# RECORDS PROVIDED start

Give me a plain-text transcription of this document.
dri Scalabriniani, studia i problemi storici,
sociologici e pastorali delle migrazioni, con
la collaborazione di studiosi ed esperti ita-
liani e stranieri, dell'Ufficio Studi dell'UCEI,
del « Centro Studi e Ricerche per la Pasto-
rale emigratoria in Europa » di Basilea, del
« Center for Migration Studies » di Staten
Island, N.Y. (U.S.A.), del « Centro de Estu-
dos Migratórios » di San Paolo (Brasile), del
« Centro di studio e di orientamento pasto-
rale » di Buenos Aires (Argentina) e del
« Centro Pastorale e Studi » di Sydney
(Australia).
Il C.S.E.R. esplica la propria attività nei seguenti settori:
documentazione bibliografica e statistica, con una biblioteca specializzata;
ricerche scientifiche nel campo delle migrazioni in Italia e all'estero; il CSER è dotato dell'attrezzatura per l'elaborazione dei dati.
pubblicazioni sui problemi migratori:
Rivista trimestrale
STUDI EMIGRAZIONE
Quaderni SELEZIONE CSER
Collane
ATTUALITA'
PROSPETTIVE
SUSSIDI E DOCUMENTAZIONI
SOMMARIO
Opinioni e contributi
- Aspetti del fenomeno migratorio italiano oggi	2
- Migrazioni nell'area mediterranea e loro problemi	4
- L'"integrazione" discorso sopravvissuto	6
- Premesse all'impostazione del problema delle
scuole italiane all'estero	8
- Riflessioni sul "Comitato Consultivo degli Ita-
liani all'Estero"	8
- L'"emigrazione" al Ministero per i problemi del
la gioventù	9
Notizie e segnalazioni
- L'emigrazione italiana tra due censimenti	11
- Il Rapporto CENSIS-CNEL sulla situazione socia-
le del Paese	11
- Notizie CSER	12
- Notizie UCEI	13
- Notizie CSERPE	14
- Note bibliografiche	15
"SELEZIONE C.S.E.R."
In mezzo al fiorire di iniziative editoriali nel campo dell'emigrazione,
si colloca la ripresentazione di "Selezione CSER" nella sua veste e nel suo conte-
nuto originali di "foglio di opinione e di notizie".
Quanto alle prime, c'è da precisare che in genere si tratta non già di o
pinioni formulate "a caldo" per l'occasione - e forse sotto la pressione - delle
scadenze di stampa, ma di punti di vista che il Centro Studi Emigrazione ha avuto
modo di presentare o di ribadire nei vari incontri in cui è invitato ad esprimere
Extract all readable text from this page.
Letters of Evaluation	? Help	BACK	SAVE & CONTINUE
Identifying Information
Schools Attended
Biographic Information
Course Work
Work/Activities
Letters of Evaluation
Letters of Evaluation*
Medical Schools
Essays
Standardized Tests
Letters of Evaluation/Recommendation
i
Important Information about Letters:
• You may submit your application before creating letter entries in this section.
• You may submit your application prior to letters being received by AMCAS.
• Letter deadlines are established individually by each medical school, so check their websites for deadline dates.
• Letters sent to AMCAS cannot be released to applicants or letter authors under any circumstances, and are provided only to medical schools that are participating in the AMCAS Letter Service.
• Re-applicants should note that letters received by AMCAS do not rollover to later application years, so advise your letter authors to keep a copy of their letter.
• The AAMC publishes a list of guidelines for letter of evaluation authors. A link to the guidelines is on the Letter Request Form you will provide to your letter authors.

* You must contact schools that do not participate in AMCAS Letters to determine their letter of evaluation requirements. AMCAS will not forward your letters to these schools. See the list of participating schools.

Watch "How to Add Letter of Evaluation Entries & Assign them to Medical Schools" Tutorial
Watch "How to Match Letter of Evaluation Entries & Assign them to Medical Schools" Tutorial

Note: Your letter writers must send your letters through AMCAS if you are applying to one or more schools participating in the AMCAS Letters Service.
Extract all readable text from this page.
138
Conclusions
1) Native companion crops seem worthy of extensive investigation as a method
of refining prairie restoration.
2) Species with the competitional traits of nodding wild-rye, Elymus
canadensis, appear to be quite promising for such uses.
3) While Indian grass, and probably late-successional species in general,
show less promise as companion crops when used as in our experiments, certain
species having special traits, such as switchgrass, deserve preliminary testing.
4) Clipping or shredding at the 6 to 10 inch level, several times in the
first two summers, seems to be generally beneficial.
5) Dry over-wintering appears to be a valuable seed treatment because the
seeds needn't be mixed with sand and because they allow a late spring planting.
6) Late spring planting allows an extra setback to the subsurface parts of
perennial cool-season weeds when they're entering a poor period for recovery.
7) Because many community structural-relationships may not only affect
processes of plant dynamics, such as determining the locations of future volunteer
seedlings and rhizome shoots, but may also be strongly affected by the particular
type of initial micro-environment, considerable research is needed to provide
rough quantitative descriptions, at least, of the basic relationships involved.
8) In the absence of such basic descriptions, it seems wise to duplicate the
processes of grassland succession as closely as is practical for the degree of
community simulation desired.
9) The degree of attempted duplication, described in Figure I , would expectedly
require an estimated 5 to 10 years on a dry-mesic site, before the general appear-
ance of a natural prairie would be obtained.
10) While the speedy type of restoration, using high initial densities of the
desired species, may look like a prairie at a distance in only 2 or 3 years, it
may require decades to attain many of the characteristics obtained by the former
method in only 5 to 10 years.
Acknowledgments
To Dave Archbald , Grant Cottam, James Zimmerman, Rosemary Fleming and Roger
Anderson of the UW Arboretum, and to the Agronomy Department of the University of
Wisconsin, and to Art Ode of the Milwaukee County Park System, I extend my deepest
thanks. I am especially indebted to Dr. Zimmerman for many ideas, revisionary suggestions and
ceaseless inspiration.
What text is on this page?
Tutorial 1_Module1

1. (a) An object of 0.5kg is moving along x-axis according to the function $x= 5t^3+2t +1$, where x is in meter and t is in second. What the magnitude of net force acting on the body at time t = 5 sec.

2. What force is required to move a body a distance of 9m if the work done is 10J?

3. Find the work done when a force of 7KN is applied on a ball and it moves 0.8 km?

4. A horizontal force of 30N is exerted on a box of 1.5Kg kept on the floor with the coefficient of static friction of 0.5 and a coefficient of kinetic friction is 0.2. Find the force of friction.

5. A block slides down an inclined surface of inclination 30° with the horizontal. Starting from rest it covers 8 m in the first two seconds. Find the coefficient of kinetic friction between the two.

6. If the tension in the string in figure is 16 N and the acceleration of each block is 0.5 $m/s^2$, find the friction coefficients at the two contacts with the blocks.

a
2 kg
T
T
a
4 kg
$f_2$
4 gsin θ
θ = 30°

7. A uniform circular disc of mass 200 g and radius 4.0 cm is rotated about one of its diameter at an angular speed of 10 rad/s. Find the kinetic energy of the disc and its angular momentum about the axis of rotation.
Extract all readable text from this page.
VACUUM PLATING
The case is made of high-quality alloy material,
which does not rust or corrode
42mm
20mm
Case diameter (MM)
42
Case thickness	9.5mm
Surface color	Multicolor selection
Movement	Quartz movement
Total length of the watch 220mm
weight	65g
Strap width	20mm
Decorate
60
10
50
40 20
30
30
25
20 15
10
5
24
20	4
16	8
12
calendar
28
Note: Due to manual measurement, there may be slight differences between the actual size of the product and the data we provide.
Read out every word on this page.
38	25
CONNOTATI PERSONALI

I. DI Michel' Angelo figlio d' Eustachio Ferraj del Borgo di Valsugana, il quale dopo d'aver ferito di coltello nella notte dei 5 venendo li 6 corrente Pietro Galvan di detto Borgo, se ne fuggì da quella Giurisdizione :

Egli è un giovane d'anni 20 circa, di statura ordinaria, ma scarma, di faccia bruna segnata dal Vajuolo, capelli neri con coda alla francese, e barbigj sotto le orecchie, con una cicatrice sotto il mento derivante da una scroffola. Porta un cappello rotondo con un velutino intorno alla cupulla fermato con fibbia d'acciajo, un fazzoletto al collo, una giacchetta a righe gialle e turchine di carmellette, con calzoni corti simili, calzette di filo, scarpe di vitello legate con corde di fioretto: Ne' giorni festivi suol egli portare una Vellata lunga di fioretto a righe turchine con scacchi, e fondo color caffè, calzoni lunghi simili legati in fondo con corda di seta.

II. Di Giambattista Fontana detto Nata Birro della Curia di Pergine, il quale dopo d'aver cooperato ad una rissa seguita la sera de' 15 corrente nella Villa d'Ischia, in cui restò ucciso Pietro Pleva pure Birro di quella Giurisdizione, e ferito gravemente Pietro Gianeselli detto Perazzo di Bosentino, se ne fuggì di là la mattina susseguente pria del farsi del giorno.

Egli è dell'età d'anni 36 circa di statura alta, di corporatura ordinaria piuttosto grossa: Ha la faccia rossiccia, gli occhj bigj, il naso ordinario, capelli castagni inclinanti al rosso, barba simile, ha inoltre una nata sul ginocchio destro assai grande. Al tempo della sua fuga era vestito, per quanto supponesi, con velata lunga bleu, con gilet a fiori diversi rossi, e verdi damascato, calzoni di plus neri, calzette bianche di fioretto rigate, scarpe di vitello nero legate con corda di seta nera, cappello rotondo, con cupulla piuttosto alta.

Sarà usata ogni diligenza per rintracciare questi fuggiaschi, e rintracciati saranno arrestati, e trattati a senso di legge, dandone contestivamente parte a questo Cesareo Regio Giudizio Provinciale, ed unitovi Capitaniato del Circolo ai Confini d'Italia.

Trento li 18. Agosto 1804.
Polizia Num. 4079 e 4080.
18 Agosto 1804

# RECORDS PROVIDED end

## TASK INSTRUCTIONS
Among the entries above, how many lines hold the string "delle"? Give the number by itself.

## FINISHED ANSWER
4